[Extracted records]
○ ○ ○

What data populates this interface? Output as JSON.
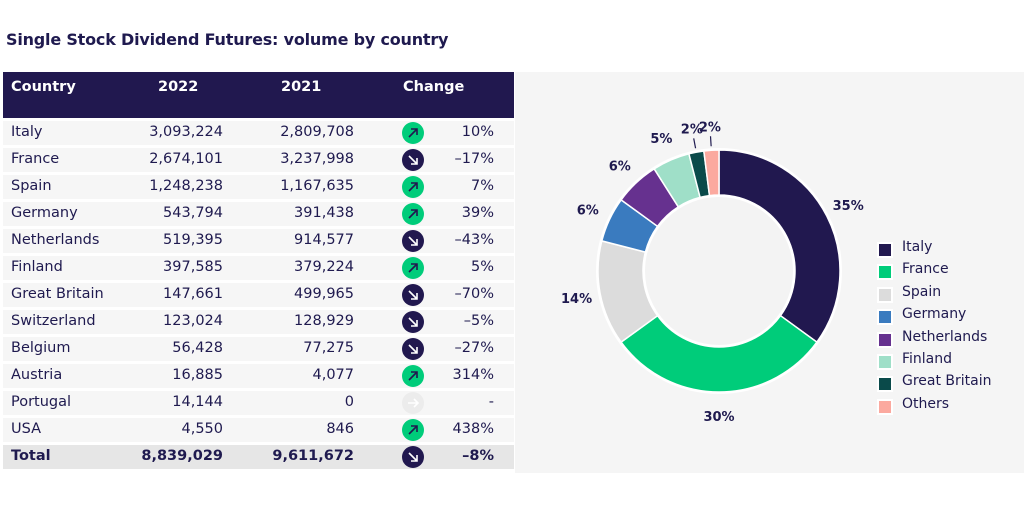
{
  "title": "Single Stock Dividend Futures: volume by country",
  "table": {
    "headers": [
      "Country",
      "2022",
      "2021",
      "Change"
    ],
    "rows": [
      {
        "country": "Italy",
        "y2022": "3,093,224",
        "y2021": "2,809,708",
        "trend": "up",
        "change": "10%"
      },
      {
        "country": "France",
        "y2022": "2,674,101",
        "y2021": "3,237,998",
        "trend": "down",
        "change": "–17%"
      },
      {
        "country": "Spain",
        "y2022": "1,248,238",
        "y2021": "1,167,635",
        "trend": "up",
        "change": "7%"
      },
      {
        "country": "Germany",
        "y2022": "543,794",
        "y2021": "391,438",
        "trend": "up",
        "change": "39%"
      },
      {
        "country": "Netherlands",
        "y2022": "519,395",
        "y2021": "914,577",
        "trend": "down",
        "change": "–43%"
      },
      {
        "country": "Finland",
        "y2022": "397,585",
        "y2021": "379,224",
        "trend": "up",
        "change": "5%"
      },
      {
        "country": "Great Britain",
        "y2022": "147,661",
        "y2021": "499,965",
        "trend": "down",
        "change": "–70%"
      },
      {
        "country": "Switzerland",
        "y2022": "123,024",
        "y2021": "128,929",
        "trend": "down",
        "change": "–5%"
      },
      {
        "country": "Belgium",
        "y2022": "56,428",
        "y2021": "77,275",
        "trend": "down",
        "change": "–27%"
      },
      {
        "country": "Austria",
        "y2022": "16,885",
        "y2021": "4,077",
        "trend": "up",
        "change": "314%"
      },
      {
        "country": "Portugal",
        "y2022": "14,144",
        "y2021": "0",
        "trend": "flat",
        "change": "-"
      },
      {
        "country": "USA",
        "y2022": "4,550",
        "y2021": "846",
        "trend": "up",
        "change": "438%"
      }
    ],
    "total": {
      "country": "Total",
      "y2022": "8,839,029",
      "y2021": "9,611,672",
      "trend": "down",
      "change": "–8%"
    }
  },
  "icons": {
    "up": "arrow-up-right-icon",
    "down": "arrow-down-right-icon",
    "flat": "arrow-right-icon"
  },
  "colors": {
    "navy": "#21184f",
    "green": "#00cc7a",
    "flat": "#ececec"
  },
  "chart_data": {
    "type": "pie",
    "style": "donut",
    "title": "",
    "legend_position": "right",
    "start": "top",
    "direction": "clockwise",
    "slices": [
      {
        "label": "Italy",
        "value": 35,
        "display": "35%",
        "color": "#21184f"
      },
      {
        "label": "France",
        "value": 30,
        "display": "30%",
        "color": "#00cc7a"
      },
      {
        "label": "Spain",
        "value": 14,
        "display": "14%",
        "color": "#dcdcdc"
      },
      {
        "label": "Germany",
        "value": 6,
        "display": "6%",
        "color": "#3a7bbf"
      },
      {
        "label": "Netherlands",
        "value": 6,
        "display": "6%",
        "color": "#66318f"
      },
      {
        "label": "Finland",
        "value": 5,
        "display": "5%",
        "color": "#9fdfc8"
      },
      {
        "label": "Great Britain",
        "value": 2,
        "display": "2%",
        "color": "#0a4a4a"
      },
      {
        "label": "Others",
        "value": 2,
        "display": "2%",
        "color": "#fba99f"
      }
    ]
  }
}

○ ○ ○

### WRITTEN PROBLEM
How many of the lines above hold "flat"? Answer with only the number.

### SOLUTION TO THIS PROBLEM
3